■ **Passage du texte**
Croce e delizia (Croix et délice), est un livre central dans l’œuvre de Sandro
Penna. Il paraît en 1958, chez Longanesi, 3e volume d’une nouvelle collection de
poésie dont les deux précédents sont L’usignolo della Chiesa Cattolica de Pier
Paolo Pasolini et Alibi d’Elsa Morante. Pier Paolo Pasolini, Elsa Morante et
Alberto Moravia apportent une aide fondamentale à la composition de ce recueil
de poèmes, Sandro Penna comme toujours patauge dans son désordre et indécision.
Il s’agit de 40 poèmes, sélectionnés dans sa production des dernières 30 années.
Pour la première fois les dates 1927-1957 sont indiquées en page de titre, ce
sera par la suite toujours le cas, cela signifie que chaque nouveau recueil
proposera un choix de poèmes représentant, à un moment donné, le travail d’une
vie et les poèmes préférés par l’auteur et ses amis. À la suite des 40 poèmes de
Croix et délice, nous publions un choix plus ample de poèmes, datés de 1927 à
1977, tous traduits et sélectionnés par Bernard Simeone, dont la connaissance et
la passion pour la poésie de Penna apparait dans la grande fidélité
(terriblement difficile à atteindre et tenir) de sa traduction : « Dans un
anonymat orgueilleusement vécu, Penna est à la fois présent au cours du monde
par sa sensibilité exacerbée aux êtres et aux instants, et définitivement
retranché dans la solitude de son désir, la hantise d’une éternelle enfance.
Refusant tous les emblèmes de la modernité, il n’est est pas moins le spectateur
passionné d’une vie quotidienne que ses poèmes soustraient à la précarité pour
lui donner valeur universelle.» Enfin, ce volume se clôt sur trois magnifiques
textes sur Sandro Penna et sa poésie écrits par ces grands auteurs qui lui
furent proches : Pier Paolo Pasolini, Amelia Rosselli et Natalia Ginzburg. La
simplicité de la langue de Penna est insaisissable, naturelle et ciselée,
onirique et quotidienne, comme sa modestie fière et son innocence grivoise.

■ **Données extraites**
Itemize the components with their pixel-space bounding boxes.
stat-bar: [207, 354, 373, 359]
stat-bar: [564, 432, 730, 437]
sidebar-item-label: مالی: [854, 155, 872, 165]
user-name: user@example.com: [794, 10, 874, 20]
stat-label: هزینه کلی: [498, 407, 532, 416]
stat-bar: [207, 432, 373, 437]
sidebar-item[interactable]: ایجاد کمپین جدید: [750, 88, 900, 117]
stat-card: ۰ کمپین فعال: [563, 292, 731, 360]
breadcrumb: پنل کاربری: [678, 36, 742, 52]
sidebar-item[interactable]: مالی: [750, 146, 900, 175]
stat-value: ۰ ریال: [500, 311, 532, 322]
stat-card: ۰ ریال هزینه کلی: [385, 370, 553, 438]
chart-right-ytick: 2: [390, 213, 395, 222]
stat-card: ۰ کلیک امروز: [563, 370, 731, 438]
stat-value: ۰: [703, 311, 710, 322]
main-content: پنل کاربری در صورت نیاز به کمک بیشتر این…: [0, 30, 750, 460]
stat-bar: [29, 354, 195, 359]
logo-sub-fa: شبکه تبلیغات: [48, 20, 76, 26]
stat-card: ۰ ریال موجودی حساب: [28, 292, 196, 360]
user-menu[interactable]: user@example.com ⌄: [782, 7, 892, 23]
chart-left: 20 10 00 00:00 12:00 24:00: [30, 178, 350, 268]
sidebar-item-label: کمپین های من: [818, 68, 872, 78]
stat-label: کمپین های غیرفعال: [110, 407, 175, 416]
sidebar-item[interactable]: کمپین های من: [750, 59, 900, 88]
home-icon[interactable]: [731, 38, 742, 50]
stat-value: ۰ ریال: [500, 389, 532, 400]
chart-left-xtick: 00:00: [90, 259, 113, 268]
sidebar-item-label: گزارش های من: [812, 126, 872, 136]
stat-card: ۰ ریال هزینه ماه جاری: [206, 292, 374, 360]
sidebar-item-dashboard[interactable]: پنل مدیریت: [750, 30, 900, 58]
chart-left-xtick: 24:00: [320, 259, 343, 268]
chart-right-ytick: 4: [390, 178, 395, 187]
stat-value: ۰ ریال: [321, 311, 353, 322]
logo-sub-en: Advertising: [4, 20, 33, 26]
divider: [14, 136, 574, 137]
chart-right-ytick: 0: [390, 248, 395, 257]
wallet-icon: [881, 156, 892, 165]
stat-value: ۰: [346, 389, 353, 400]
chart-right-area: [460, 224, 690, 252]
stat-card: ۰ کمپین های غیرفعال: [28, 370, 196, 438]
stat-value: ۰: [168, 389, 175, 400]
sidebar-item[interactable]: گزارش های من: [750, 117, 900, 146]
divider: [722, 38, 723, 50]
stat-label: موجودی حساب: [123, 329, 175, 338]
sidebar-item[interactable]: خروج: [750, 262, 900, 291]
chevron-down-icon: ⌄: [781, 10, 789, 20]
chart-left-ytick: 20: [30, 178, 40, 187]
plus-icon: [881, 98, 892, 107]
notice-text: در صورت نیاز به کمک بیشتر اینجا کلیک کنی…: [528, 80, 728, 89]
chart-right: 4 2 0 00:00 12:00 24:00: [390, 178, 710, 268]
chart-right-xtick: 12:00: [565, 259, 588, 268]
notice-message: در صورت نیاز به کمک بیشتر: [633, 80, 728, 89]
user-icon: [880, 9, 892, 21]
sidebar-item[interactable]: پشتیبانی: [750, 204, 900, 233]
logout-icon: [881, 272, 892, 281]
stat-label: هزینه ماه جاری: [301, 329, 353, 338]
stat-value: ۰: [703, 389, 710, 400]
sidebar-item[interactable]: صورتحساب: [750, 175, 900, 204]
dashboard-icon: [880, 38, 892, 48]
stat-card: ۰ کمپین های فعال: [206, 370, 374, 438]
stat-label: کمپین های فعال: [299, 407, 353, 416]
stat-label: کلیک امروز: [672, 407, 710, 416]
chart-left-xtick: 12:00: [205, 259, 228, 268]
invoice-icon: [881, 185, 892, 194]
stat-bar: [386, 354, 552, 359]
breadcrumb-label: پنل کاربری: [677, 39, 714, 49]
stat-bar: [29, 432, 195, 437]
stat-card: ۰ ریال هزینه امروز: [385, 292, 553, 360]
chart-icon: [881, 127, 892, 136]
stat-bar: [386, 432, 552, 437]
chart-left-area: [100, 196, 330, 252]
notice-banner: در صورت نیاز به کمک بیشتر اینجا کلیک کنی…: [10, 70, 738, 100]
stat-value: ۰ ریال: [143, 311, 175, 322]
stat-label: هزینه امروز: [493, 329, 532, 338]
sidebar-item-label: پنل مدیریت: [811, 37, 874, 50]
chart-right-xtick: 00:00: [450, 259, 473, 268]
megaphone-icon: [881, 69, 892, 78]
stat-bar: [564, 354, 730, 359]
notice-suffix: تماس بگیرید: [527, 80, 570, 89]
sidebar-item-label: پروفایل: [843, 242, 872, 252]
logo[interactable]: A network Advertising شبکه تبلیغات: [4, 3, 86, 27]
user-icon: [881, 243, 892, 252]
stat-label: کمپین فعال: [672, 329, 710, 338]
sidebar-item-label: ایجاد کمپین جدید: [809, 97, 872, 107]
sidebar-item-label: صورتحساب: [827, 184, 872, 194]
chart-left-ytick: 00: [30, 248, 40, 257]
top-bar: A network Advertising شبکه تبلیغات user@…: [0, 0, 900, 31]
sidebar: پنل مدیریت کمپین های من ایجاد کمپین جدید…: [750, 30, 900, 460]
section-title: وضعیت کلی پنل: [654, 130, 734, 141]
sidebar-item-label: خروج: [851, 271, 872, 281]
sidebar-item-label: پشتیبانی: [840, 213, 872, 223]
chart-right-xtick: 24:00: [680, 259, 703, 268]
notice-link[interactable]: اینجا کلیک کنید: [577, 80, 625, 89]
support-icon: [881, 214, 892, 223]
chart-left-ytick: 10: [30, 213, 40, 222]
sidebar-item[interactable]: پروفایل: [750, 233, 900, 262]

■ **Consignes**
(1) D'après le passage, répondez brièvement :
(a) En quelle année et chez quel éditeur paraît Croix et délice ?
(b) Combien de poèmes compte ce recueil ?
(c) Qui a traduit et sélectionné le choix plus ample de poèmes datés de 1927 à 1977 ?
(2) Traduisez en anglais cette phrase du passage : « Il s’agit de 40 poèmes, sélectionnés dans sa production des dernières 30 années. »
(3) Modifiez le passage entre « Refusant tous les » et « son innocence grivoise. », inclus, en remplaçant « magnifiques » par « remarquables ».
Les entrées forment un matériau distinct du passage.

■ **Réponses dans l'ordre**
(1)
(a) En 1958, chez Longanesi.
(b) 40 poèmes.
(c) Bernard Simeone.

(2) It consists of 40 poems, selected from his output of the last 30 years.

(3)
Refusant tous les emblèmes de la modernité, il n’est est pas moins le spectateur
passionné d’une vie quotidienne que ses poèmes soustraient à la précarité pour
lui donner valeur universelle.» Enfin, ce volume se clôt sur trois remarquables
textes sur Sandro Penna et sa poésie écrits par ces grands auteurs qui lui
furent proches : Pier Paolo Pasolini, Amelia Rosselli et Natalia Ginzburg. La
simplicité de la langue de Penna est insaisissable, naturelle et ciselée,
onirique et quotidienne, comme sa modestie fière et son innocence grivoise.